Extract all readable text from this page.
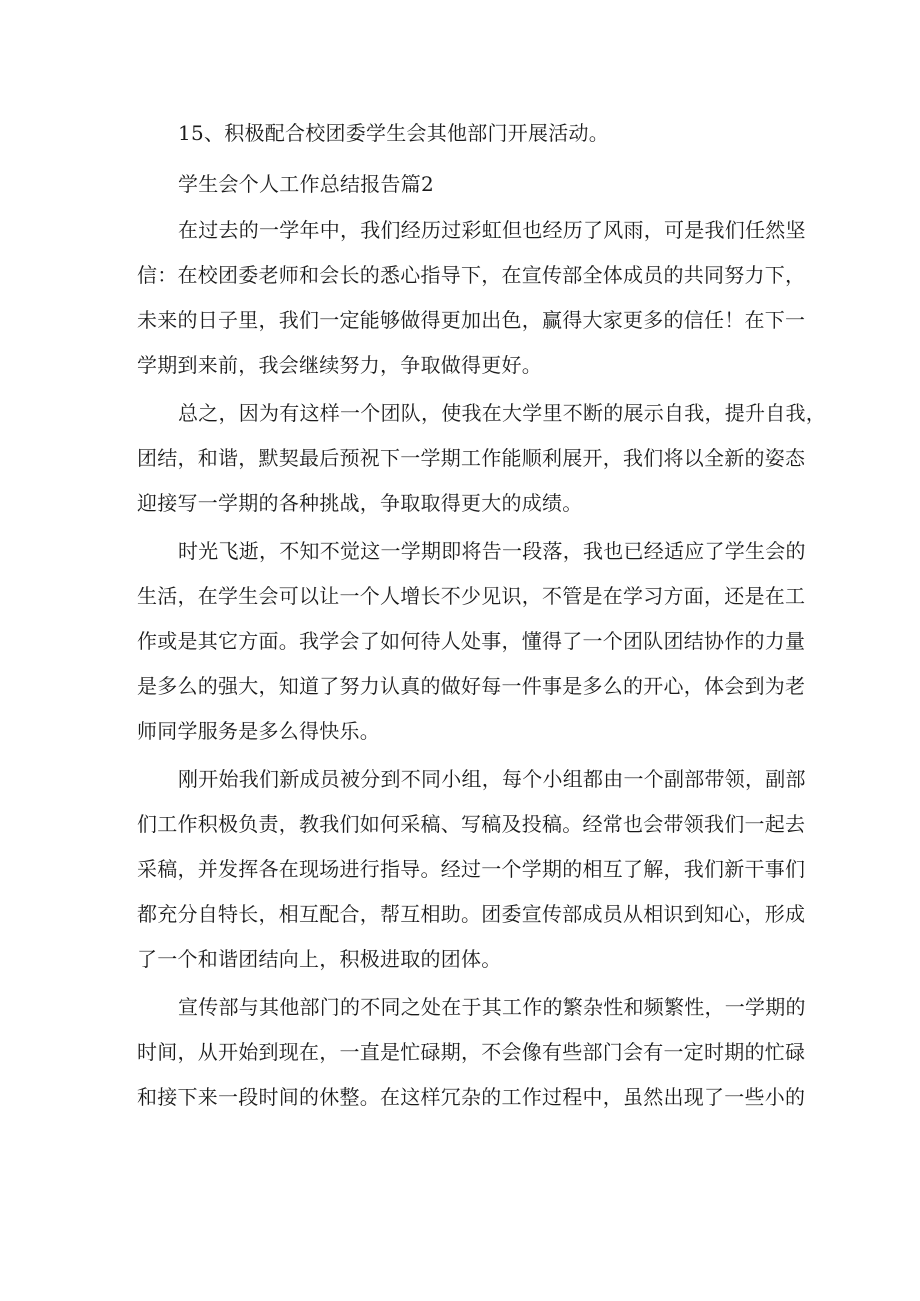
15、积极配合校团委学生会其他部门开展活动。
学生会个人工作总结报告篇2
在过去的一学年中，我们经历过彩虹但也经历了风雨，可是我们任然坚
信：在校团委老师和会长的悉心指导下，在宣传部全体成员的共同努力下，
未来的日子里，我们一定能够做得更加出色，赢得大家更多的信任！在下一
学期到来前，我会继续努力，争取做得更好。
总之，因为有这样一个团队，使我在大学里不断的展示自我，提升自我，
团结，和谐，默契最后预祝下一学期工作能顺利展开，我们将以全新的姿态
迎接写一学期的各种挑战，争取取得更大的成绩。
时光飞逝，不知不觉这一学期即将告一段落，我也已经适应了学生会的
生活，在学生会可以让一个人增长不少见识，不管是在学习方面，还是在工
作或是其它方面。我学会了如何待人处事，懂得了一个团队团结协作的力量
是多么的强大，知道了努力认真的做好每一件事是多么的开心，体会到为老
师同学服务是多么得快乐。
刚开始我们新成员被分到不同小组，每个小组都由一个副部带领，副部
们工作积极负责，教我们如何采稿、写稿及投稿。经常也会带领我们一起去
采稿，并发挥各在现场进行指导。经过一个学期的相互了解，我们新干事们
都充分自特长，相互配合，帮互相助。团委宣传部成员从相识到知心，形成
了一个和谐团结向上，积极进取的团体。
宣传部与其他部门的不同之处在于其工作的繁杂性和频繁性，一学期的
时间，从开始到现在，一直是忙碌期，不会像有些部门会有一定时期的忙碌
和接下来一段时间的休整。在这样冗杂的工作过程中，虽然出现了一些小的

_CHALLENGE_
Reproduce each entry verbatim, excluding any embedded images.

_THE REPLY_
Extract all readable text from this page.
15、积极配合校团委学生会其他部门开展活动。
学生会个人工作总结报告篇2
在过去的一学年中，我们经历过彩虹但也经历了风雨，可是我们任然坚
信：在校团委老师和会长的悉心指导下，在宣传部全体成员的共同努力下，
未来的日子里，我们一定能够做得更加出色，赢得大家更多的信任！在下一
学期到来前，我会继续努力，争取做得更好。
总之，因为有这样一个团队，使我在大学里不断的展示自我，提升自我，
团结，和谐，默契最后预祝下一学期工作能顺利展开，我们将以全新的姿态
迎接写一学期的各种挑战，争取取得更大的成绩。
时光飞逝，不知不觉这一学期即将告一段落，我也已经适应了学生会的
生活，在学生会可以让一个人增长不少见识，不管是在学习方面，还是在工
作或是其它方面。我学会了如何待人处事，懂得了一个团队团结协作的力量
是多么的强大，知道了努力认真的做好每一件事是多么的开心，体会到为老
师同学服务是多么得快乐。
刚开始我们新成员被分到不同小组，每个小组都由一个副部带领，副部
们工作积极负责，教我们如何采稿、写稿及投稿。经常也会带领我们一起去
采稿，并发挥各在现场进行指导。经过一个学期的相互了解，我们新干事们
都充分自特长，相互配合，帮互相助。团委宣传部成员从相识到知心，形成
了一个和谐团结向上，积极进取的团体。
宣传部与其他部门的不同之处在于其工作的繁杂性和频繁性，一学期的
时间，从开始到现在，一直是忙碌期，不会像有些部门会有一定时期的忙碌
和接下来一段时间的休整。在这样冗杂的工作过程中，虽然出现了一些小的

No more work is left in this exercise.